[Start]

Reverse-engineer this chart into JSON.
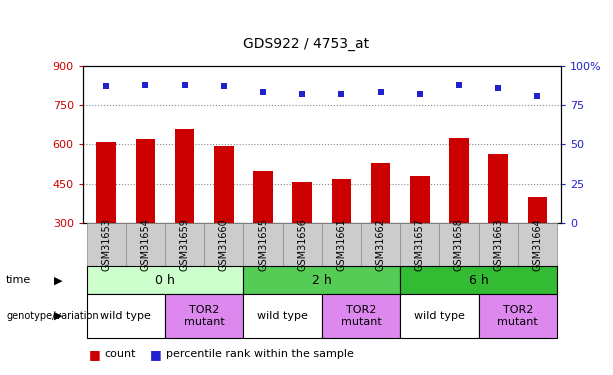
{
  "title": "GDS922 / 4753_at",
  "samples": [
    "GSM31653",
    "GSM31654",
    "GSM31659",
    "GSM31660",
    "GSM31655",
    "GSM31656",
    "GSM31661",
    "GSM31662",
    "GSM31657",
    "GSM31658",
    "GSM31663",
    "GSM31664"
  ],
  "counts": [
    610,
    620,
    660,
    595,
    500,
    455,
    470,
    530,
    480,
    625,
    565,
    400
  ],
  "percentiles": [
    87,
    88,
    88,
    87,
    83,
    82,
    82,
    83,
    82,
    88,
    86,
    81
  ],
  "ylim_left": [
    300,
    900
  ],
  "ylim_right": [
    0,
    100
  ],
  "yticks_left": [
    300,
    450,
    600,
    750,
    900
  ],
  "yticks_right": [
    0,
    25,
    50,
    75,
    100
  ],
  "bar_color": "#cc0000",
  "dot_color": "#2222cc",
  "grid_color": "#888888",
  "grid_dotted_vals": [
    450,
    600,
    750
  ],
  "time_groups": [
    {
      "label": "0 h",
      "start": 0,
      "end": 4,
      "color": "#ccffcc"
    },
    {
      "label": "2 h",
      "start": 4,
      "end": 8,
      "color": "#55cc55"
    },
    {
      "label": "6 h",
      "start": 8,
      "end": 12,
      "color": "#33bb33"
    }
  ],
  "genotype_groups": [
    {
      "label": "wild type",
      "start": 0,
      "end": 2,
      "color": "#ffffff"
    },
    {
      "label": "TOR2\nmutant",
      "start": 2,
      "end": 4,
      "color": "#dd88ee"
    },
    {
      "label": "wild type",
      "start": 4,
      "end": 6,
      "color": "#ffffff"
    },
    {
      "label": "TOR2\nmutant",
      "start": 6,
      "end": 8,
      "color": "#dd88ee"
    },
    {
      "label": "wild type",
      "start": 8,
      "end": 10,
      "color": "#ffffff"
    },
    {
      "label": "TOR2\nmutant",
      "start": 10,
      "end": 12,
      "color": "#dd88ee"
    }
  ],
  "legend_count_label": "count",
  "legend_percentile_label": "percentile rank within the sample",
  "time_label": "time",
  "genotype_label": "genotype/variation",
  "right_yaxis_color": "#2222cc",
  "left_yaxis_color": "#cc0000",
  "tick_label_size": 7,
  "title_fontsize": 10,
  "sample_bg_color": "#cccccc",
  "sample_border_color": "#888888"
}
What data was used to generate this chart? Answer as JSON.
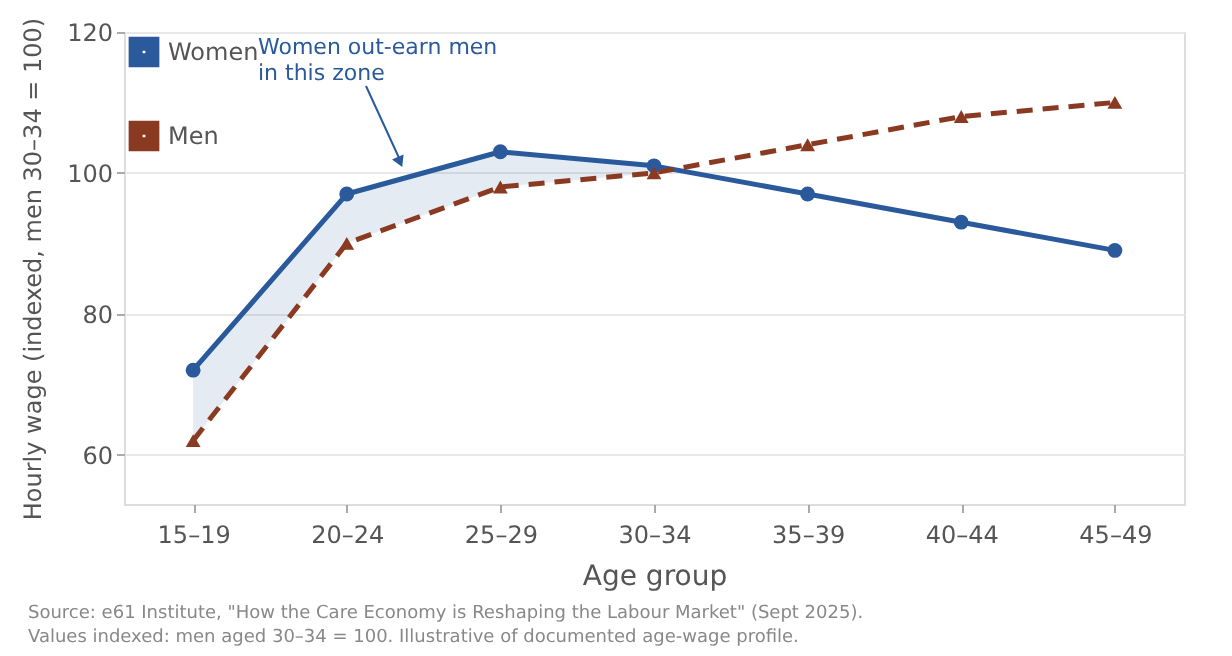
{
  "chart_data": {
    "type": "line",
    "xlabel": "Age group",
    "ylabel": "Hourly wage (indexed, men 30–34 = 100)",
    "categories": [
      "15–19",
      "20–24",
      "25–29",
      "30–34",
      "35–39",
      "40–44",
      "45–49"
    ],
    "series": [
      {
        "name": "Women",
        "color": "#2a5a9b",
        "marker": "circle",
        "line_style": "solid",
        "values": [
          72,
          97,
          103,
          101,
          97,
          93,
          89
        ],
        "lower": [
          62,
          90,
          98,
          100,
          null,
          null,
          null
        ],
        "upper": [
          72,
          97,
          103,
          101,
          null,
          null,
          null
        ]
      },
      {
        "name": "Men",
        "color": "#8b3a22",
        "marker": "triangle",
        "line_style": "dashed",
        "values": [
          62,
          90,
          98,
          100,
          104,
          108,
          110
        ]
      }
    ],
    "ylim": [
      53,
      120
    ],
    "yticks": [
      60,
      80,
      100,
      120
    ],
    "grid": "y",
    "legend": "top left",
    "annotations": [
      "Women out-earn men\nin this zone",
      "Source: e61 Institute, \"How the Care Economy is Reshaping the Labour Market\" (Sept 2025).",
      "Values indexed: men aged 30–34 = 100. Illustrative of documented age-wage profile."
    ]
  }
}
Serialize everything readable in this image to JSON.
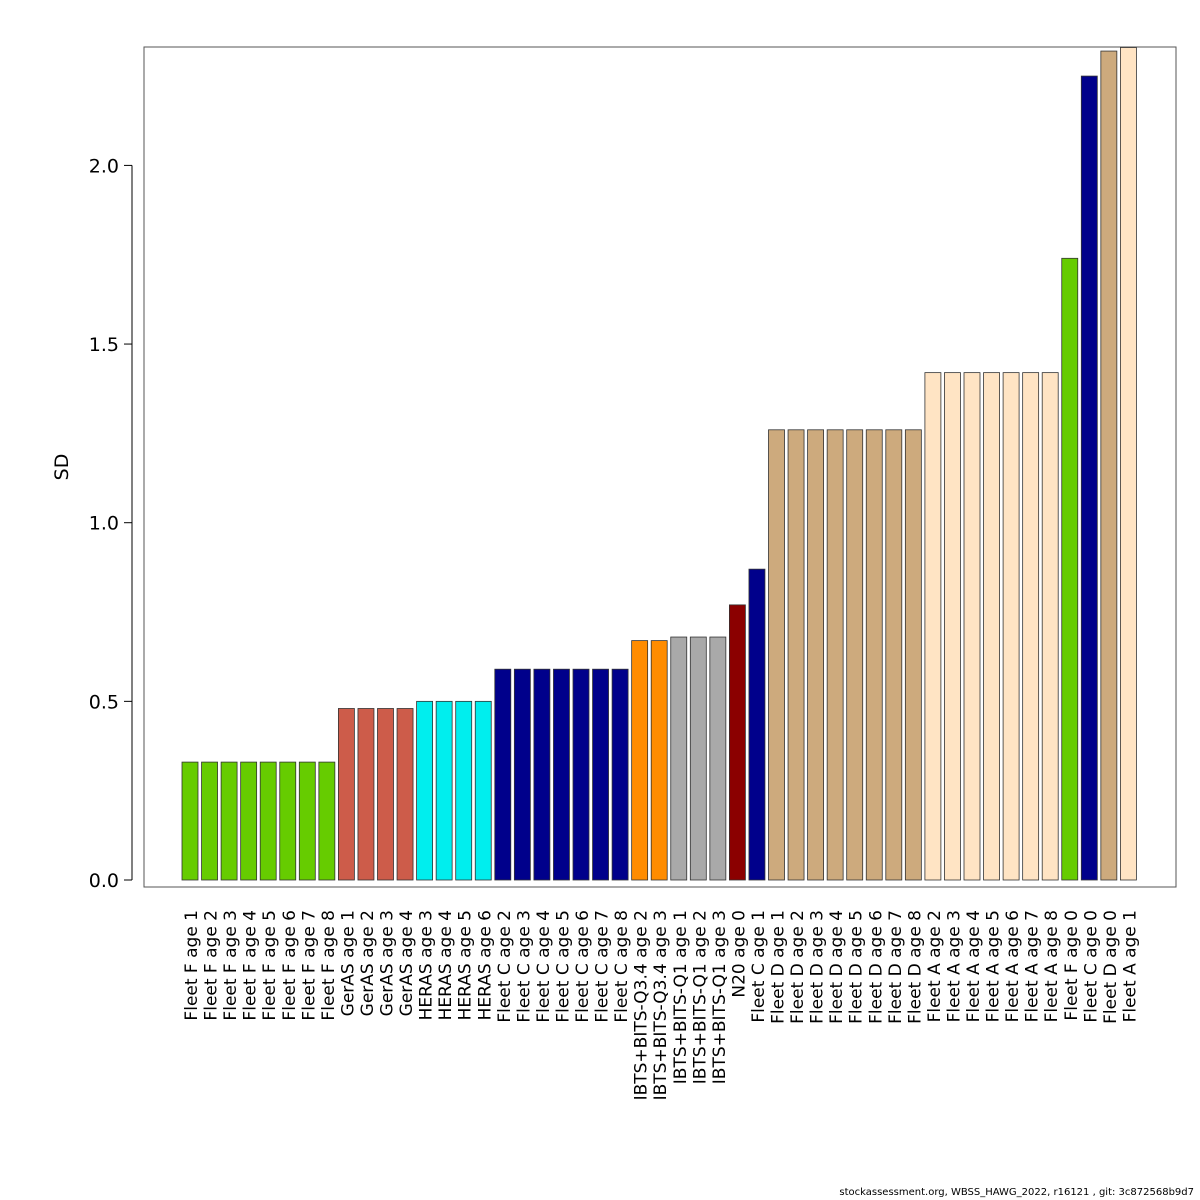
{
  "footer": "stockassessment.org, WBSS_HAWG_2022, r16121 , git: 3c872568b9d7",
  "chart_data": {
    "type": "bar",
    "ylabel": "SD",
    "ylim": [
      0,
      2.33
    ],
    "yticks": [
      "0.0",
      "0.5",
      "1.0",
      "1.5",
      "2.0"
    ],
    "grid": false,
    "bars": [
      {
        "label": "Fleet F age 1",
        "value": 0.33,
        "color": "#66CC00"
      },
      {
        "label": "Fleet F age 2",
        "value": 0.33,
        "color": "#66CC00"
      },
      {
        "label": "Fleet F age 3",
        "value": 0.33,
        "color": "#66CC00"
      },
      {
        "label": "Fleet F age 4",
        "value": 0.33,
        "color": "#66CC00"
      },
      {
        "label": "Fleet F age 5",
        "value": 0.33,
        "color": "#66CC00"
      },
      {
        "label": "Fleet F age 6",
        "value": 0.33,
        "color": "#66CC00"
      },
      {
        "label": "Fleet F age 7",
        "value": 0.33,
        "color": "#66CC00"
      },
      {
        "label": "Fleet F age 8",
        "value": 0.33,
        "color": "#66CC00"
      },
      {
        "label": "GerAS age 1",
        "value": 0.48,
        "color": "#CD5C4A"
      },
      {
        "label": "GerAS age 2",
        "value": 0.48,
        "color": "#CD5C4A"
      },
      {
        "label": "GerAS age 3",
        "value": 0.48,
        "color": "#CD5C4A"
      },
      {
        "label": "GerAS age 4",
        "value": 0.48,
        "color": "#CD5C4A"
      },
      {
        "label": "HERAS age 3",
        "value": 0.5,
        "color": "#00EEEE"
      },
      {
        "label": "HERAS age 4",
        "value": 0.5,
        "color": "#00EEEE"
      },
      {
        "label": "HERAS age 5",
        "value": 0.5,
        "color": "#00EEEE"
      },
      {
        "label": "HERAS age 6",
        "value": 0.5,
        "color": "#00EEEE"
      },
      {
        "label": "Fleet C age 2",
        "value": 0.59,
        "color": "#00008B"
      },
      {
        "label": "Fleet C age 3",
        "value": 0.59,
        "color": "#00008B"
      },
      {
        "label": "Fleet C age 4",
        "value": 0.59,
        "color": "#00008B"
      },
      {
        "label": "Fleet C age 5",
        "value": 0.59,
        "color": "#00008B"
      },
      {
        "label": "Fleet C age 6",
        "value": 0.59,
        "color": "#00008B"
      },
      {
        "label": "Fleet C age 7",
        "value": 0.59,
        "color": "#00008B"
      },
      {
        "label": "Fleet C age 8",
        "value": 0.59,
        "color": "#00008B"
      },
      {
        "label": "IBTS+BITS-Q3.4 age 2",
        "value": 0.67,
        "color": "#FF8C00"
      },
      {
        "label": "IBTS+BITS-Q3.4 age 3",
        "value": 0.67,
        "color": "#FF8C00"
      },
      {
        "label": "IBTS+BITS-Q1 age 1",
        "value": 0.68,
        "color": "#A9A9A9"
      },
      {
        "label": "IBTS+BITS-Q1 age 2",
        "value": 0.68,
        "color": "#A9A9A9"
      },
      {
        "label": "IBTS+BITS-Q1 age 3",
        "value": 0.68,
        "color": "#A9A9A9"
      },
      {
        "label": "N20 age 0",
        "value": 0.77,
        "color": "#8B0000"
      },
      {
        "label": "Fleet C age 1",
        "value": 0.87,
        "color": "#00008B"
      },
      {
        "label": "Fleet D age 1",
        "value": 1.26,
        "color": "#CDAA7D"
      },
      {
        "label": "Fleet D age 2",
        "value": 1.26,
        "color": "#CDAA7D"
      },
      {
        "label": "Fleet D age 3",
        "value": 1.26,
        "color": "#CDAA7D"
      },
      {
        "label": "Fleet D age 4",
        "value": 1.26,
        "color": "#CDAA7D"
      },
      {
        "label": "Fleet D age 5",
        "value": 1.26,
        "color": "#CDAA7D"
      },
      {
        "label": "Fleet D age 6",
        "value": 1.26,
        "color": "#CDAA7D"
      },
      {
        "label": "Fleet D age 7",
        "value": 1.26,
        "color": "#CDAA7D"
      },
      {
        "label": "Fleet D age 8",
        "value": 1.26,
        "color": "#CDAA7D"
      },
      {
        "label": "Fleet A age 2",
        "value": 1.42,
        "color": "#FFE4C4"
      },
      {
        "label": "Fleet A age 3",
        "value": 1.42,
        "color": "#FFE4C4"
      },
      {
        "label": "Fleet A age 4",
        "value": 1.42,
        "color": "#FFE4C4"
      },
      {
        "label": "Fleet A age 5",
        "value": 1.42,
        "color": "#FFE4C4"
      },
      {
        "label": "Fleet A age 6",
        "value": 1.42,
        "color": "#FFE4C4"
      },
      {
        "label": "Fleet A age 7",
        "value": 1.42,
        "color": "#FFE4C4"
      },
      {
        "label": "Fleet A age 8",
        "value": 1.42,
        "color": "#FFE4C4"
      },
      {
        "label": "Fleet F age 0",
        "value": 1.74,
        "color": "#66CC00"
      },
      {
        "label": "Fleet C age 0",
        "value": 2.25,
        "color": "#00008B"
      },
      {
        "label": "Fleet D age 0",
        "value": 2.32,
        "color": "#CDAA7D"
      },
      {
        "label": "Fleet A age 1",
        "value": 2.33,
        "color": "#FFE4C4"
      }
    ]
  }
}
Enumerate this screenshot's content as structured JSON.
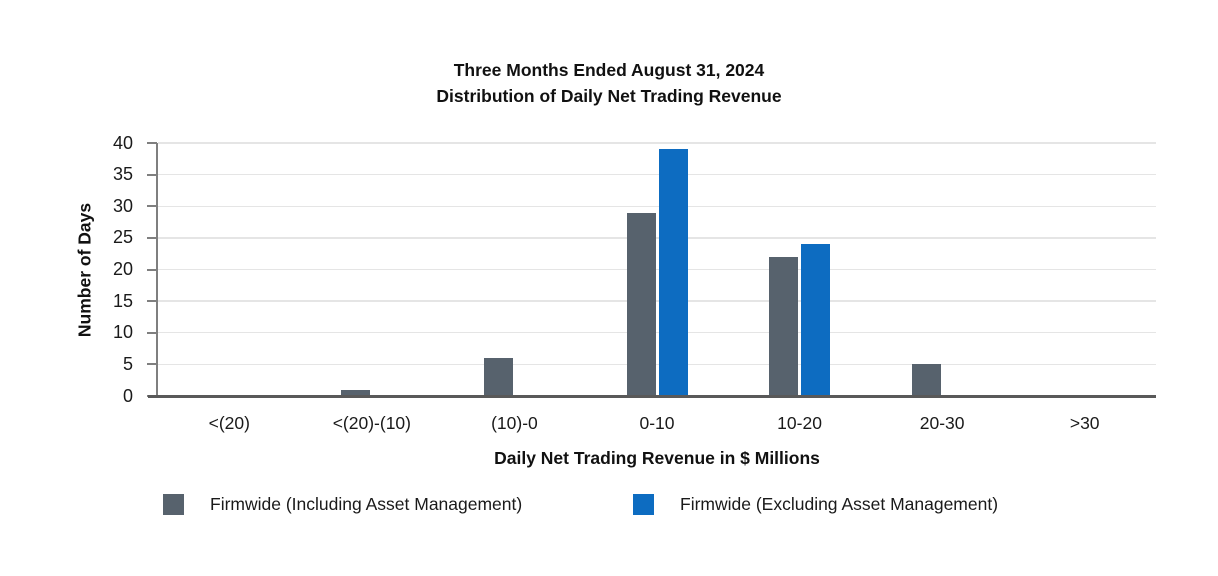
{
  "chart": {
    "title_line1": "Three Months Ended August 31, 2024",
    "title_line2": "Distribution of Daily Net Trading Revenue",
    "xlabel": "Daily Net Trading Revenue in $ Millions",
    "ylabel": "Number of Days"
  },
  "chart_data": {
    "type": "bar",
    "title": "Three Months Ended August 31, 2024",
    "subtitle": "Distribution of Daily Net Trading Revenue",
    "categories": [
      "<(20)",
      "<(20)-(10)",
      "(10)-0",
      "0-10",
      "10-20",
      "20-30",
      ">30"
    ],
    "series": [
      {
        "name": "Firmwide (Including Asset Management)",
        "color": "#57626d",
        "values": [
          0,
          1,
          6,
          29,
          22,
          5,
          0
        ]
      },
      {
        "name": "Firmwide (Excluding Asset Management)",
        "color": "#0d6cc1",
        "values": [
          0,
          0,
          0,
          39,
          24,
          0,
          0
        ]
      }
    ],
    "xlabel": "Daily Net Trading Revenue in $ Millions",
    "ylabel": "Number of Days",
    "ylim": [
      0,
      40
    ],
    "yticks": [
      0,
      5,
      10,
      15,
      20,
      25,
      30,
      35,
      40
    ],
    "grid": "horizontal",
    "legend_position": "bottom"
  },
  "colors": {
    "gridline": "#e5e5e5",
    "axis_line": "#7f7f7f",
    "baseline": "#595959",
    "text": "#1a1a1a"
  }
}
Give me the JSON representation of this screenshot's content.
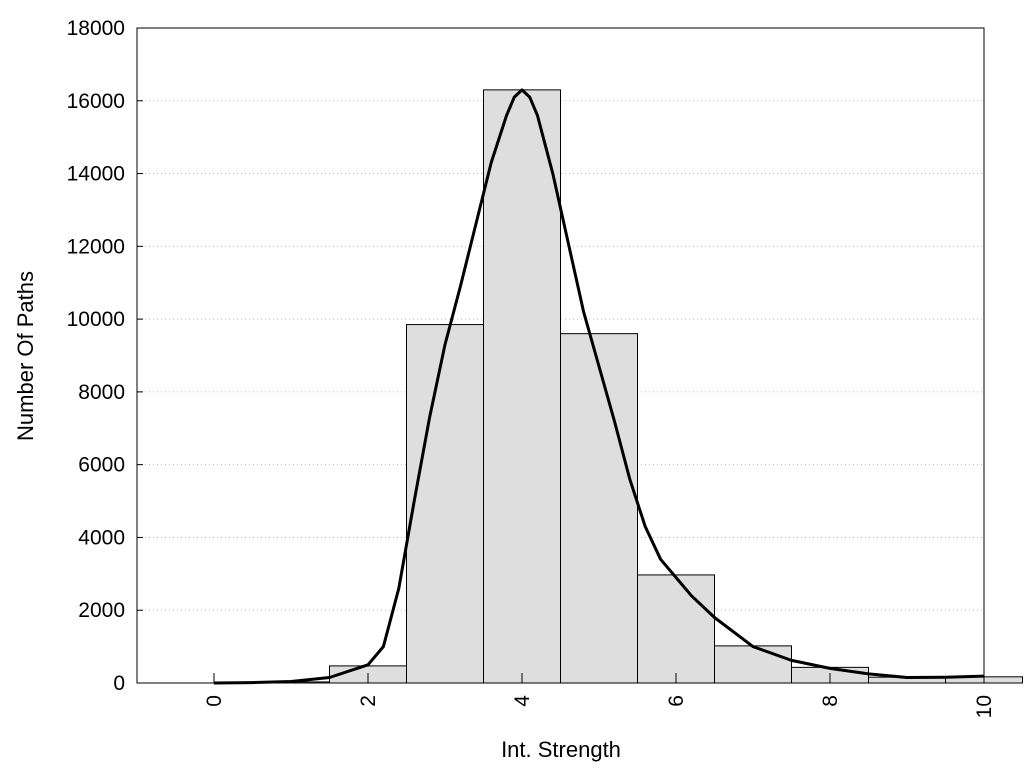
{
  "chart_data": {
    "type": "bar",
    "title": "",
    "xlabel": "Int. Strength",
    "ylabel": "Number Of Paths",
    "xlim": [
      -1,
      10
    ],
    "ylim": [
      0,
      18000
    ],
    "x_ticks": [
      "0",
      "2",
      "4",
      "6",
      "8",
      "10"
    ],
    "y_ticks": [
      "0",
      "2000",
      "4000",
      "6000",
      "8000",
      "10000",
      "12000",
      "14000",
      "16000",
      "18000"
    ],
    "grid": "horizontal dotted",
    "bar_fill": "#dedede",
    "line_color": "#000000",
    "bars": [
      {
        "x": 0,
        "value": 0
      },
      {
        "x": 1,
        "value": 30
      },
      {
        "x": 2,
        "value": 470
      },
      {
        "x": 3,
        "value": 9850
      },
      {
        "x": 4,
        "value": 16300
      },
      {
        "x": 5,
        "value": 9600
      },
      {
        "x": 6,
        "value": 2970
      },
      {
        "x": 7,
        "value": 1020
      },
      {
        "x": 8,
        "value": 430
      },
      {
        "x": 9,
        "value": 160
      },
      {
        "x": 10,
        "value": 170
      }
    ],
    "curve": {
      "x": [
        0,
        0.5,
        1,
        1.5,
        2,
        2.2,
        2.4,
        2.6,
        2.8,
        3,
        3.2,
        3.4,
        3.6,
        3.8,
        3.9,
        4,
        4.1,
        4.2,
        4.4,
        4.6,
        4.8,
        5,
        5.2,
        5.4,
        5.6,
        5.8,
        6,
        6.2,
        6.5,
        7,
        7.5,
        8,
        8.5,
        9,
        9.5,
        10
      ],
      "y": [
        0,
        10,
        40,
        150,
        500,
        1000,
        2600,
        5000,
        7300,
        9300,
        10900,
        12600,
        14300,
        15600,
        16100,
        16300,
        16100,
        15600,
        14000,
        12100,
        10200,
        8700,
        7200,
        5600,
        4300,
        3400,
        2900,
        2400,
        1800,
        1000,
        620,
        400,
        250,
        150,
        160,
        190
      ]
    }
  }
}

[End]

* WRITTEN INSTRUCTION
Where a line of the records above holds the word "IBTS", copy that line.

* OUTPUT OF THE TASK
        "label": "IBTS+BITS-Q3.4 age 2",
        "label": "IBTS+BITS-Q3.4 age 3",
        "label": "IBTS+BITS-Q1 age 1",
        "label": "IBTS+BITS-Q1 age 2",
        "label": "IBTS+BITS-Q1 age 3",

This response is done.